- _PROVIDED ENTRIES_
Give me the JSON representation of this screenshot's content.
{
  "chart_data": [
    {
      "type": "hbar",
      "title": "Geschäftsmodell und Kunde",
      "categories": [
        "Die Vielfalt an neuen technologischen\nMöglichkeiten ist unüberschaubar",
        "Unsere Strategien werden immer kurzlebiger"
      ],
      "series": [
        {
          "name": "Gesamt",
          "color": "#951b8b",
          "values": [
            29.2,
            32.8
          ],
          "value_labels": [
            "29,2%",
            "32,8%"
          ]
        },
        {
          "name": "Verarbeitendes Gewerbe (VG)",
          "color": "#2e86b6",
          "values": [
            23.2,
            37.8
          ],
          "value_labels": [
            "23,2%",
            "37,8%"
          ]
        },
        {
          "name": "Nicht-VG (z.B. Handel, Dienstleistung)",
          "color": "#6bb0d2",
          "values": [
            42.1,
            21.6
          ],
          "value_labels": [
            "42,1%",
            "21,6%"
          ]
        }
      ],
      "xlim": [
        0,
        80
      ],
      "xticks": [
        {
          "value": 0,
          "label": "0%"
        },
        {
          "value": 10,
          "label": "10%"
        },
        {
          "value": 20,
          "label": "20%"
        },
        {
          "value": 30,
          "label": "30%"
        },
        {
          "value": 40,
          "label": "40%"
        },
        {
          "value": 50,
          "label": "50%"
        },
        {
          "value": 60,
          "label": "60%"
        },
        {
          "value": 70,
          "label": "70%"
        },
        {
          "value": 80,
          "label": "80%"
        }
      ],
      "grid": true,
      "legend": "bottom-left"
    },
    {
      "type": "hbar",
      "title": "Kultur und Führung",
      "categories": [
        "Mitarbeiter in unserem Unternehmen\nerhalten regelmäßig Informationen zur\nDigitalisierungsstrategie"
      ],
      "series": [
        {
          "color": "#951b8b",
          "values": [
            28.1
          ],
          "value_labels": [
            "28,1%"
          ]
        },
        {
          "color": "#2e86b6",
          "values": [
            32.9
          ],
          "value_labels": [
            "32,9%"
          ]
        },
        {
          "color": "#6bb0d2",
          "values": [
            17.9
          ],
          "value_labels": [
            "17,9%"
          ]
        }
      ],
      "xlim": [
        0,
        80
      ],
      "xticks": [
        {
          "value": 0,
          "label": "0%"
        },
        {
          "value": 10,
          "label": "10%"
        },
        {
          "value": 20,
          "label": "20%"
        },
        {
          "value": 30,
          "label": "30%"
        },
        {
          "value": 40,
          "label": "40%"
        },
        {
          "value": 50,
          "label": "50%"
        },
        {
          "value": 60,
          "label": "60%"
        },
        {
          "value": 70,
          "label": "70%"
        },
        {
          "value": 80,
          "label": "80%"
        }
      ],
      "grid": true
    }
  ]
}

- _PROBLEM DESCRIPTION_
Scan the material above for the string "title" and report each line where you find it.

- _IN RESPONSE_
      "title": "Geschäftsmodell und Kunde",
      "title": "Kultur und Führung",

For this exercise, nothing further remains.